#### TE LEZEN TEKST
Ruimtelijke inpassing woningen en geluid
Bij de ruimtelijke inpassing van woningen speelt geluid van de omgeving vaak een belangrijke rol. Het geluid van onder andere (spoor)wegen en bedrijven zijn hier onderdeel van de evenwichtige toedeling van functies aan locaties. Instructieregels zorgen dat het geluid bij woningen aanvaardbaar is.
Geluidkwaliteit van de woning
Mensen verblijven voor lange tijd in of bij hun woning. Sommige bezigheden vragen om rust. Zoals het voeren van een gesprek, lezen, leren en slapen. Geluid kan deze bezigheden verstoren. Slaapverstoring door geluid kan ziekte veroorzaken. Voor een aanvaardbaar woon- en leefklimaat, mag er daarom niet te veel geluid van buiten in de woning komen. Ook niet als er ramen open staan. De mogelijkheid om in rust buiten te verblijven, zorgt ook voor meer woongenot.
De geluidkwaliteit van een woning is daarnaast sterk verbonden met de omgeving. In een woonwijk worden door bewoners hogere eisen gesteld aan de geluidskwaliteit van de buitenruimte rond de woning. Hogere eisen dan op een bedrijventerrein of in het centrum van de stad.

#### AANGELEVERDE RIJEN
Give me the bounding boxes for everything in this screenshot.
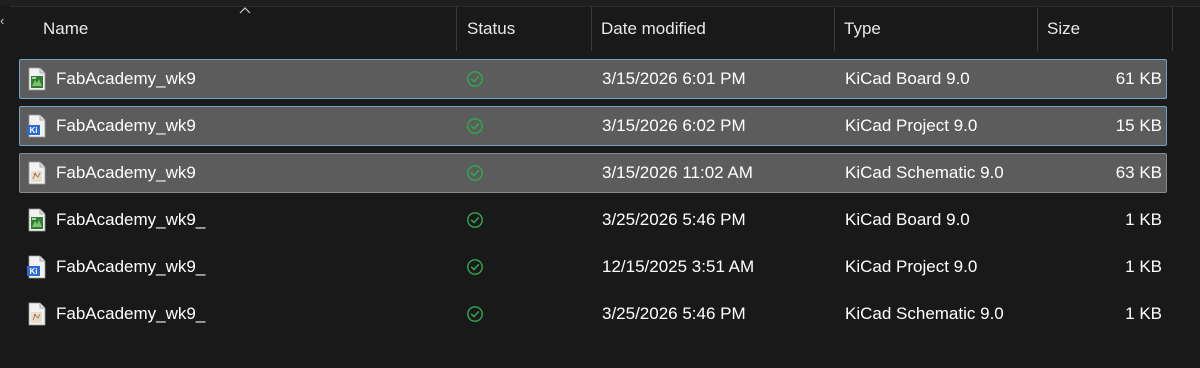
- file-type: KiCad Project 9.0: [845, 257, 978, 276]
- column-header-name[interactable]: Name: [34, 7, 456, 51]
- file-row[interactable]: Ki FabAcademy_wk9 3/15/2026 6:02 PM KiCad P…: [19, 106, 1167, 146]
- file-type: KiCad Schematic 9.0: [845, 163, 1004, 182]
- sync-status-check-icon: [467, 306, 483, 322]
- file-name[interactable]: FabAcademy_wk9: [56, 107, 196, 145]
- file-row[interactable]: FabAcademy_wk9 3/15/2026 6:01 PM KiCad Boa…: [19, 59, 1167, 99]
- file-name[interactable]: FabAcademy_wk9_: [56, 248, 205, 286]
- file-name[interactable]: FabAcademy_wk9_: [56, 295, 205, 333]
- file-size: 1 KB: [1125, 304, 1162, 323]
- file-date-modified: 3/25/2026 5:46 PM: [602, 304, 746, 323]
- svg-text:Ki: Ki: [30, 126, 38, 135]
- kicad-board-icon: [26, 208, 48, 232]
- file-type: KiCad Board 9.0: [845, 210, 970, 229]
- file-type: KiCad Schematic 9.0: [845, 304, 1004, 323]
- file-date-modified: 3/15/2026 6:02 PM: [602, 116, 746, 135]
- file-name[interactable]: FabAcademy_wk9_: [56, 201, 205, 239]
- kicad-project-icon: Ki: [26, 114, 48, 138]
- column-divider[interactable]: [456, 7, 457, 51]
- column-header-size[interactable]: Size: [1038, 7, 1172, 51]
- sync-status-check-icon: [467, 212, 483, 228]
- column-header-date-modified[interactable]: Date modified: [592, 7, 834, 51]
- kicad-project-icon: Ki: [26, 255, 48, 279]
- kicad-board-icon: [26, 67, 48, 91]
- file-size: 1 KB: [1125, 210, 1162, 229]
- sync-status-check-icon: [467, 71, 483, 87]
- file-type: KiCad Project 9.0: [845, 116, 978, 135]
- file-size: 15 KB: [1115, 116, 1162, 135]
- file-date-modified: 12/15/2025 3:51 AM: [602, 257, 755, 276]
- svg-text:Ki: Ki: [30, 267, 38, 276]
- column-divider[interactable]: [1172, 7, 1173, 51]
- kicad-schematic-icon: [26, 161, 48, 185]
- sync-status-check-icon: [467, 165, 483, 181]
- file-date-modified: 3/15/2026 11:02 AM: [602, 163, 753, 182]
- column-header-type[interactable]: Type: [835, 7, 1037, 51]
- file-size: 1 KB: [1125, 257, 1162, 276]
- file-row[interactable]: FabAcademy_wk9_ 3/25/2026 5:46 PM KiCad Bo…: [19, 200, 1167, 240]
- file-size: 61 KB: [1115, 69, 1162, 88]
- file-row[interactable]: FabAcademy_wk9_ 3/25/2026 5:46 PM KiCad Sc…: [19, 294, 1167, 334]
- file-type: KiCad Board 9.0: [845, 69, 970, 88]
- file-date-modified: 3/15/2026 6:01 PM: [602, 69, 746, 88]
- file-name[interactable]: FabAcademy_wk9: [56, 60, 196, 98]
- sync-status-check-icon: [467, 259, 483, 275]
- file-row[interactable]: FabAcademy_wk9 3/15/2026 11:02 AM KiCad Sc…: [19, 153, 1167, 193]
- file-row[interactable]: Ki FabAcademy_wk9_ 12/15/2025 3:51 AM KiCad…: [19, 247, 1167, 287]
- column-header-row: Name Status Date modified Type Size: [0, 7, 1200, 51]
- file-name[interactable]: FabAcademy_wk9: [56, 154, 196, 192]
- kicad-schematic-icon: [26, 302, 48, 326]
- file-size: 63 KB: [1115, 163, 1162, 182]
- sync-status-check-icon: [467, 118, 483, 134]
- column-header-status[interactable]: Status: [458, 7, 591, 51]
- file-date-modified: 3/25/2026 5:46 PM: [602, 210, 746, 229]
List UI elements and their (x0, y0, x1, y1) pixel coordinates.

#### OPDRACHT
Kun je uit de tekst over woningen en geluid hierboven het stuk letterlijk overschrijven dat begint bij "De geluidkwaliteit van" en doorloopt tot en met "van de stad."?

#### HET RESULTAAT
De geluidkwaliteit van een woning is daarnaast sterk verbonden met de omgeving. In een woonwijk worden door bewoners hogere eisen gesteld aan de geluidskwaliteit van de buitenruimte rond de woning. Hogere eisen dan op een bedrijventerrein of in het centrum van de stad.